## Given task:
Count how many lines include "lázeňské" and answer with that number only.

## Supplied data:
|---|
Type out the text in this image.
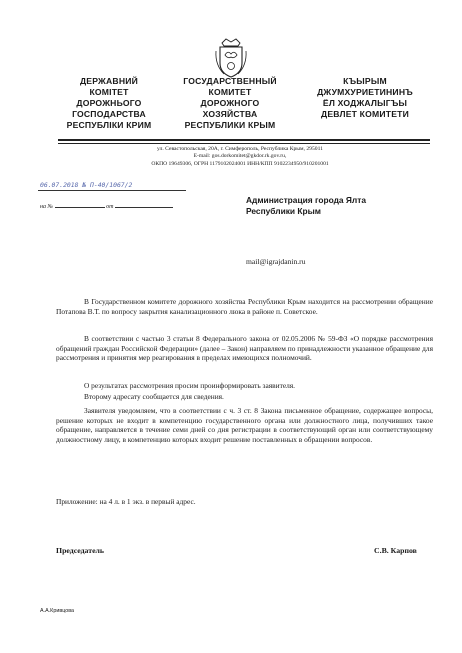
ДЕРЖАВНИЙ
КОМІТЕТ
ДОРОЖНЬОГО
ГОСПОДАРСТВА
РЕСПУБЛІКИ КРИМ
ГОСУДАРСТВЕННЫЙ
КОМИТЕТ
ДОРОЖНОГО
ХОЗЯЙСТВА
РЕСПУБЛИКИ КРЫМ
КЪЫРЫМ
ДЖУМХУРИЕТИНИНЪ
ЁЛ ХОДЖАЛЫГЪЫ
ДЕВЛЕТ КОМИТЕТИ
ул. Севастопольская, 20А, г. Симферополь, Республика Крым, 295011
E-mail: gos.dorkomitet@gkdor.rk.gov.ru,
ОКПО 19649306, ОГРН 1179102024001 ИНН/КПП 9102234950/910201001
06.07.2018 № П-40/1067/2
на №	от
Администрация города Ялта
Республики Крым
mail@igrajdanin.ru
В Государственном комитете дорожного хозяйства Республики Крым находится на рассмотрении обращение Потапова В.Т. по вопросу закрытия канализационного люка в районе п. Советское.
В соответствии с частью 3 статьи 8 Федерального закона от 02.05.2006 № 59-ФЗ «О порядке рассмотрения обращений граждан Российской Федерации» (далее – Закон) направляем по принадлежности указанное обращение для рассмотрения и принятия мер реагирования в пределах имеющихся полномочий.
О результатах рассмотрения просим проинформировать заявителя.
Второму адресату сообщается для сведения.
Заявителя уведомляем, что в соответствии с ч. 3 ст. 8 Закона письменное обращение, содержащее вопросы, решение которых не входит в компетенцию государственного органа или должностного лица, получивших такое обращение, направляется в течение семи дней со дня регистрации в соответствующий орган или соответствующему должностному лицу, в компетенцию которых входит решение поставленных в обращении вопросов.
Приложение: на 4 л. в 1 экз. в первый адрес.
Председатель	С.В. Карпов
А.А.Кривцова
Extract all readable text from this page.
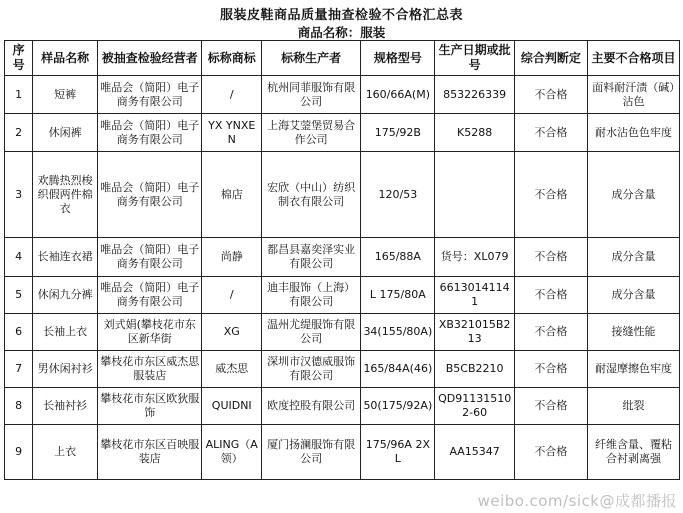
服装皮鞋商品质量抽查检验不合格汇总表
商品名称：服装
序号	样品名称	被抽查检验经营者	标称商标	标称生产者	规格型号	生产日期或批号	综合判断定	主要不合格项目
1	短裤	唯品会（简阳）电子商务有限公司	/	杭州同菲服饰有限公司	160/66A(M)	853226339	不合格	面料耐汗渍（碱）沾色
2	休闲裤	唯品会（简阳）电子商务有限公司	YX YNXEN	上海艾蓥堡贸易合作公司	175/92B	K5288	不合格	耐水沾色色牢度
3	欢腾热烈梭织假两件棉衣	唯品会（简阳）电子商务有限公司	棉店	宏欣（中山）纺织制衣有限公司	120/53		不合格	成分含量
4	长袖连衣裙	唯品会（简阳）电子商务有限公司	尚静	都昌县嘉奕泽实业有限公司	165/88A	货号：XL079	不合格	成分含量
5	休闲九分裤	唯品会（简阳）电子商务有限公司	/	迪丰服饰（上海）有限公司	L 175/80A	66130141141	不合格	成分含量
6	长袖上衣	刘式娟(攀枝花市东区新华街	XG	温州尤缇服饰有限公司	34(155/80A)	XB321015B213	不合格	接缝性能
7	男休闲衬衫	攀枝花市东区威杰思服装店	威杰思	深圳市汉德威服饰有限公司	165/84A(46)	B5CB2210	不合格	耐湿摩擦色牢度
8	长袖衬衫	攀枝花市东区欧狄服饰	QUIDNI	欧度控股有限公司	50(175/92A)	QD911315102-60	不合格	纰裂
9	上衣	攀枝花市东区百映服装店	ALING（A领）	厦门扬澜服饰有限公司	175/96A 2XL	AA15347	不合格	纤维含量、覆粘合衬剥离强
weibo.com/sick@成都播报
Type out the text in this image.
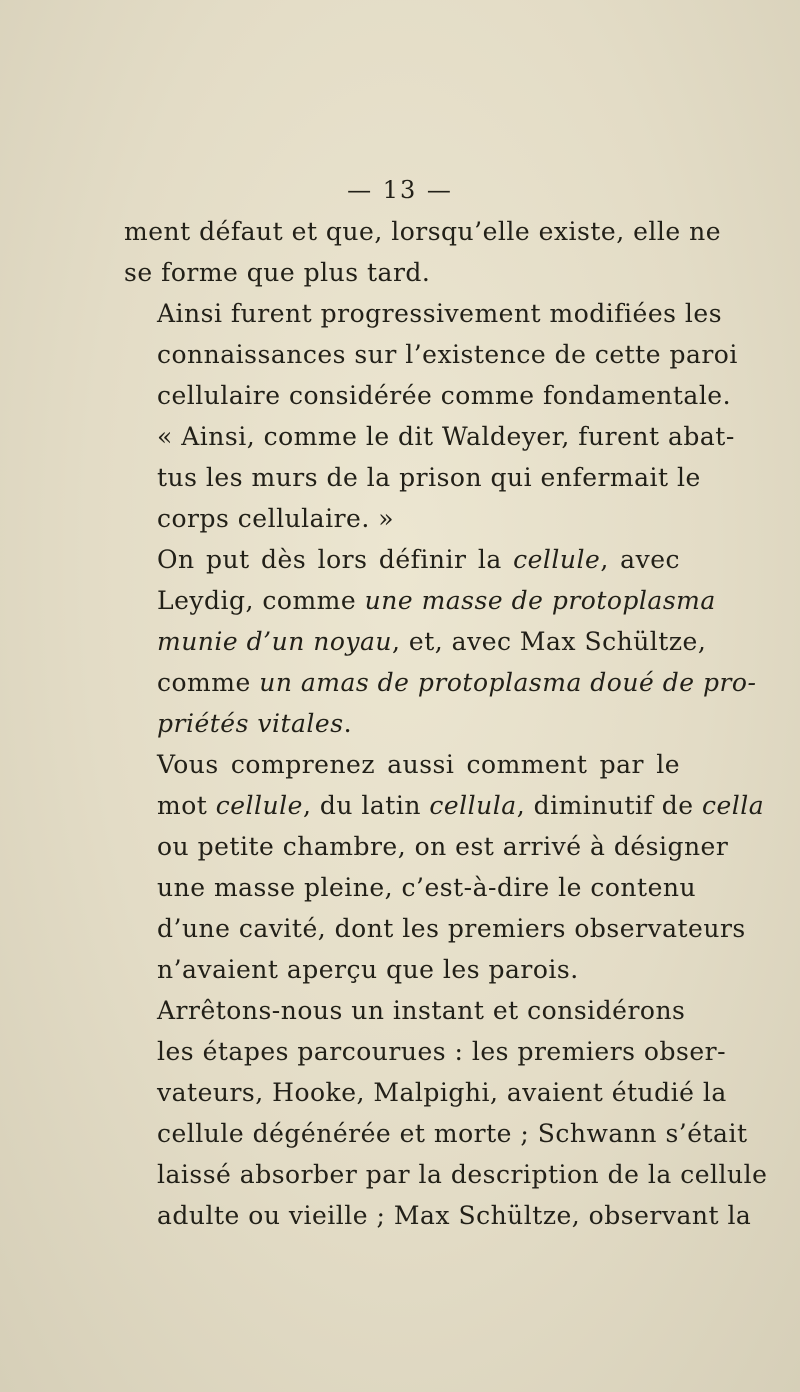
— 13 —

ment défaut et que, lorsqu’elle existe, elle ne
se forme que plus tard.

Ainsi furent progressivement modifiées les
connaissances sur l’existence de cette paroi
cellulaire considérée comme fondamentale.
« Ainsi, comme le dit Waldeyer, furent abat-
tus les murs de la prison qui enfermait le
corps cellulaire. »

On put dès lors définir la cellule, avec
Leydig, comme une masse de protoplasma
munie d’un noyau, et, avec Max Schültze,
comme un amas de protoplasma doué de pro-
priétés vitales.

Vous comprenez aussi comment par le
mot cellule, du latin cellula, diminutif de cella
ou petite chambre, on est arrivé à désigner
une masse pleine, c’est-à-dire le contenu
d’une cavité, dont les premiers observateurs
n’avaient aperçu que les parois.

Arrêtons-nous un instant et considérons
les étapes parcourues : les premiers obser-
vateurs, Hooke, Malpighi, avaient étudié la
cellule dégénérée et morte ; Schwann s’était
laissé absorber par la description de la cellule
adulte ou vieille ; Max Schültze, observant la
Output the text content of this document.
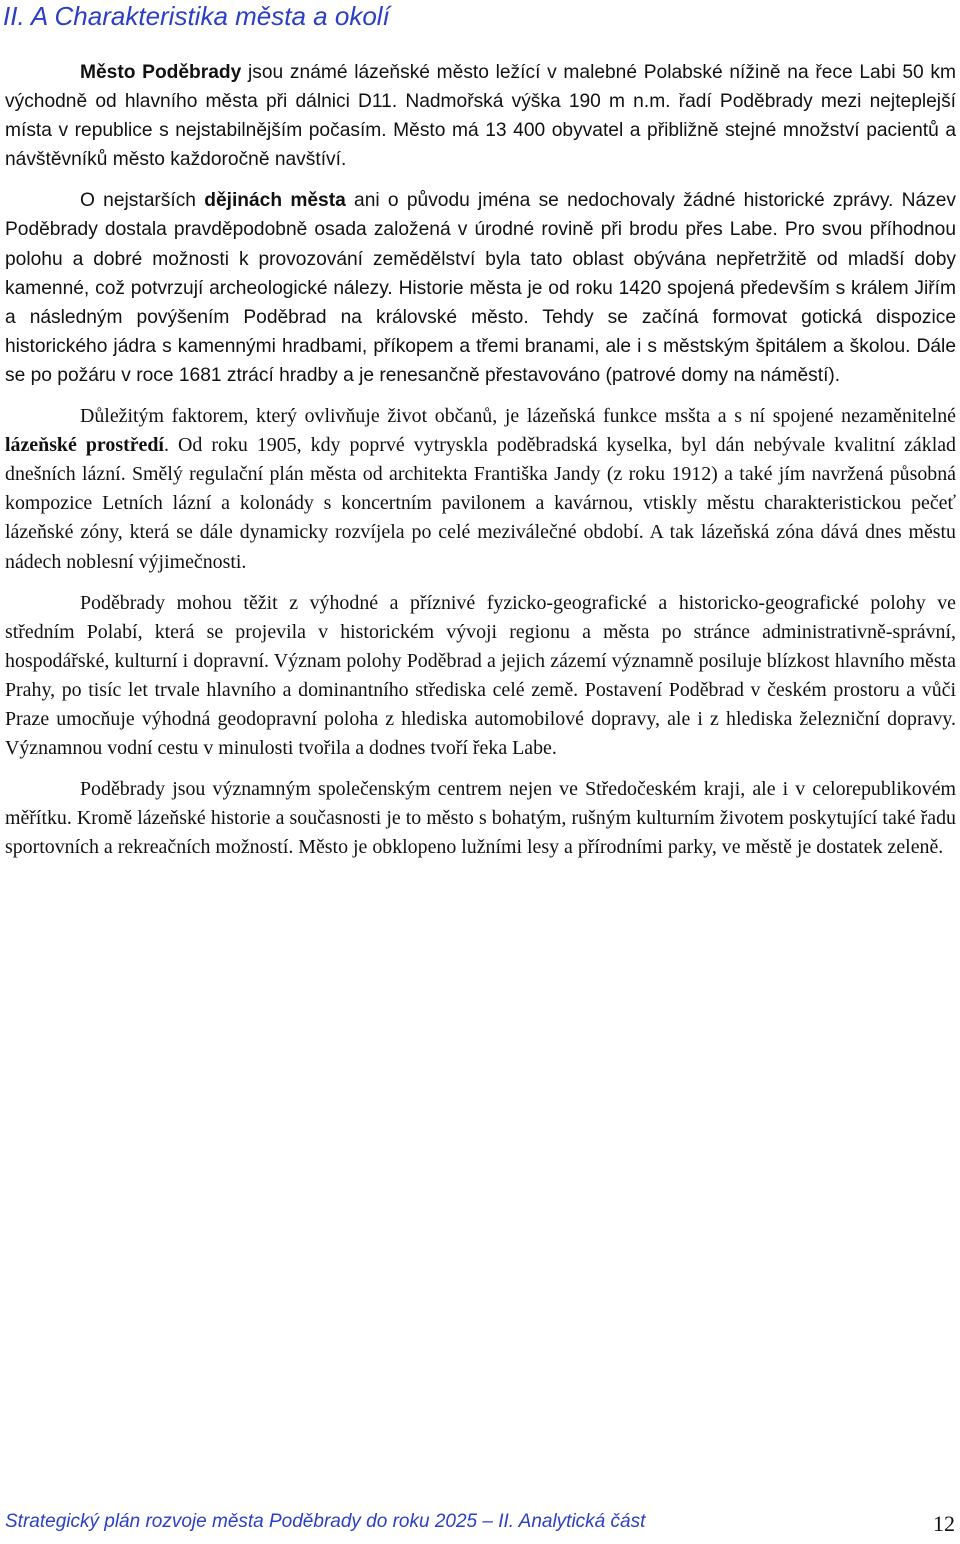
II. A Charakteristika města a okolí

Město Poděbrady jsou známé lázeňské město ležící v malebné Polabské nížině na řece Labi 50 km východně od hlavního města při dálnici D11. Nadmořská výška 190 m n.m. řadí Poděbrady mezi nejteplejší místa v republice s nejstabilnějším počasím. Město má 13 400 obyvatel a přibližně stejné množství pacientů a návštěvníků město každoročně navštíví.

O nejstarších dějinách města ani o původu jména se nedochovaly žádné historické zprávy. Název Poděbrady dostala pravděpodobně osada založená v úrodné rovině při brodu přes Labe. Pro svou příhodnou polohu a dobré možnosti k provozování zemědělství byla tato oblast obývána nepřetržitě od mladší doby kamenné, což potvrzují archeologické nálezy. Historie města je od roku 1420 spojená především s králem Jiřím a následným povýšením Poděbrad na královské město. Tehdy se začíná formovat gotická dispozice historického jádra s kamennými hradbami, příkopem a třemi branami, ale i s městským špitálem a školou. Dále se po požáru v roce 1681 ztrácí hradby a je renesančně přestavováno (patrové domy na náměstí).

Důležitým faktorem, který ovlivňuje život občanů, je lázeňská funkce msšta a s ní spojené nezaměnitelné lázeňské prostředí. Od roku 1905, kdy poprvé vytryskla poděbradská kyselka, byl dán nebývale kvalitní základ dnešních lázní. Smělý regulační plán města od architekta Františka Jandy (z roku 1912) a také jím navržená působná kompozice Letních lázní a kolonády s koncertním pavilonem a kavárnou, vtiskly městu charakteristickou pečeť lázeňské zóny, která se dále dynamicky rozvíjela po celé meziválečné období. A tak lázeňská zóna dává dnes městu nádech noblesní výjimečnosti.

Poděbrady mohou těžit z výhodné a příznivé fyzicko-geografické a historicko-geografické polohy ve středním Polabí, která se projevila v historickém vývoji regionu a města po stránce administrativně-správní, hospodářské, kulturní i dopravní. Význam polohy Poděbrad a jejich zázemí významně posiluje blízkost hlavního města Prahy, po tisíc let trvale hlavního a dominantního střediska celé země. Postavení Poděbrad v českém prostoru a vůči Praze umocňuje výhodná geodopravní poloha z hlediska automobilové dopravy, ale i z hlediska železniční dopravy. Významnou vodní cestu v minulosti tvořila a dodnes tvoří řeka Labe.

Poděbrady jsou významným společenským centrem nejen ve Středočeském kraji, ale i v celorepublikovém měřítku. Kromě lázeňské historie a současnosti je to město s bohatým, rušným kulturním životem poskytující také řadu sportovních a rekreačních možností. Město je obklopeno lužními lesy a přírodními parky, ve městě je dostatek zeleně.

Strategický plán rozvoje města Poděbrady do roku 2025 – II. Analytická část	12
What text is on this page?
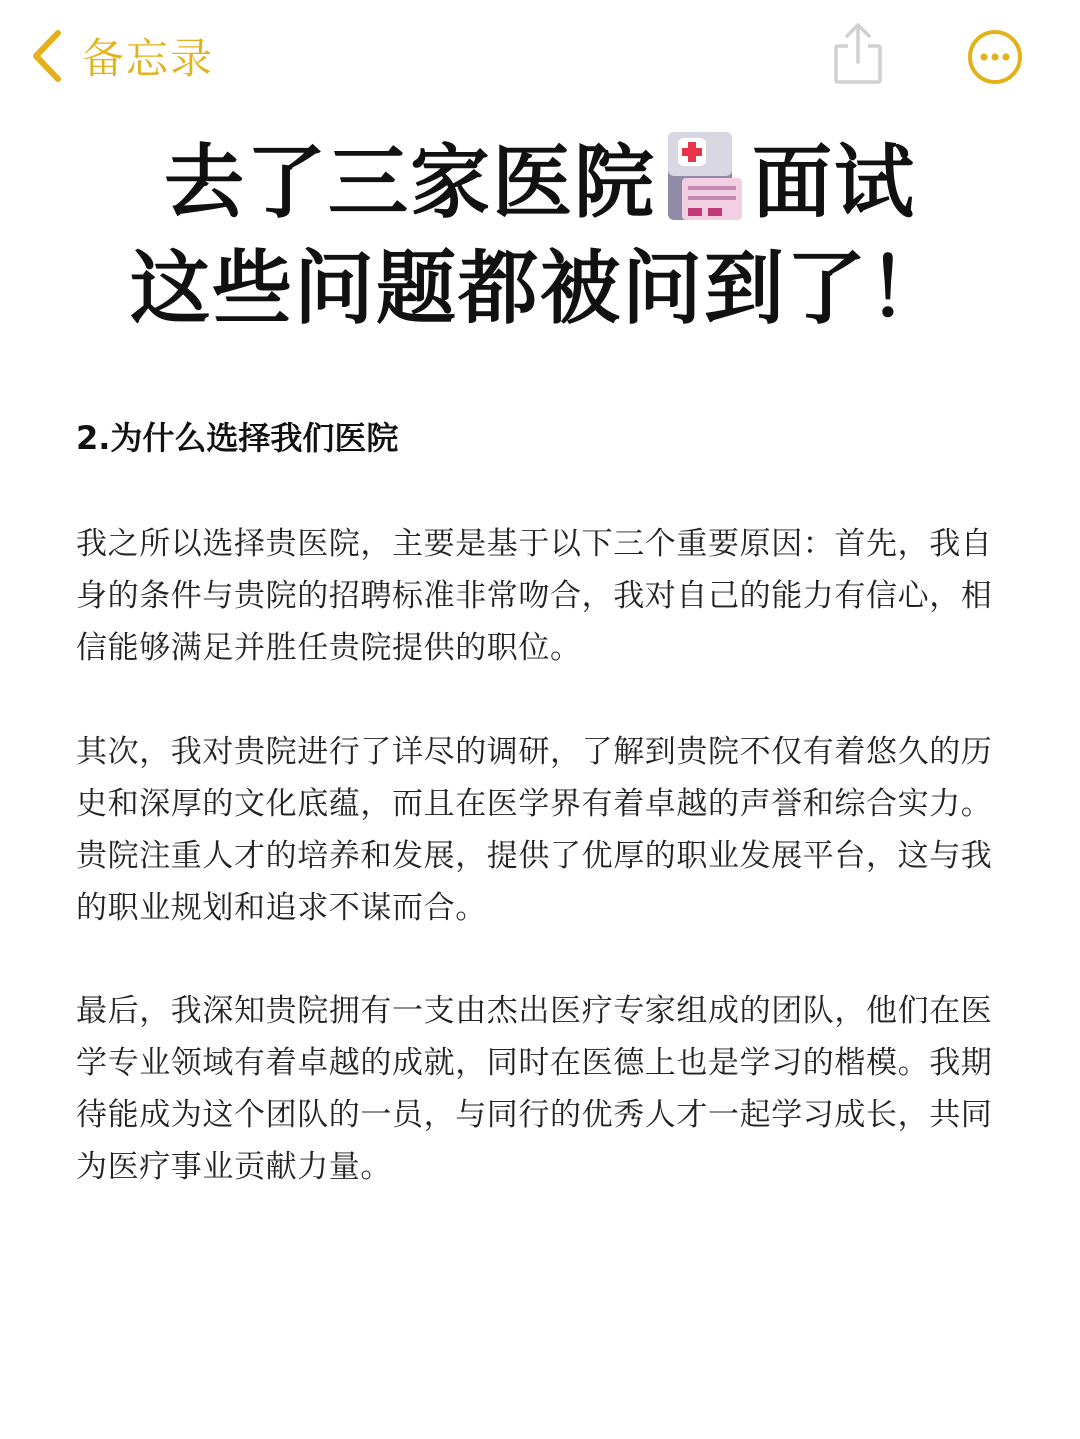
备忘录
去了三家医院 面试
这些问题都被问到了！
2.为什么选择我们医院
我之所以选择贵医院，主要是基于以下三个重要原因：首先，我自身的条件与贵院的招聘标准非常吻合，我对自己的能力有信心，相信能够满足并胜任贵院提供的职位。
其次，我对贵院进行了详尽的调研，了解到贵院不仅有着悠久的历史和深厚的文化底蕴，而且在医学界有着卓越的声誉和综合实力。贵院注重人才的培养和发展，提供了优厚的职业发展平台，这与我的职业规划和追求不谋而合。
最后，我深知贵院拥有一支由杰出医疗专家组成的团队，他们在医学专业领域有着卓越的成就，同时在医德上也是学习的楷模。我期待能成为这个团队的一员，与同行的优秀人才一起学习成长，共同为医疗事业贡献力量。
|---|
## Response to the exercise:
3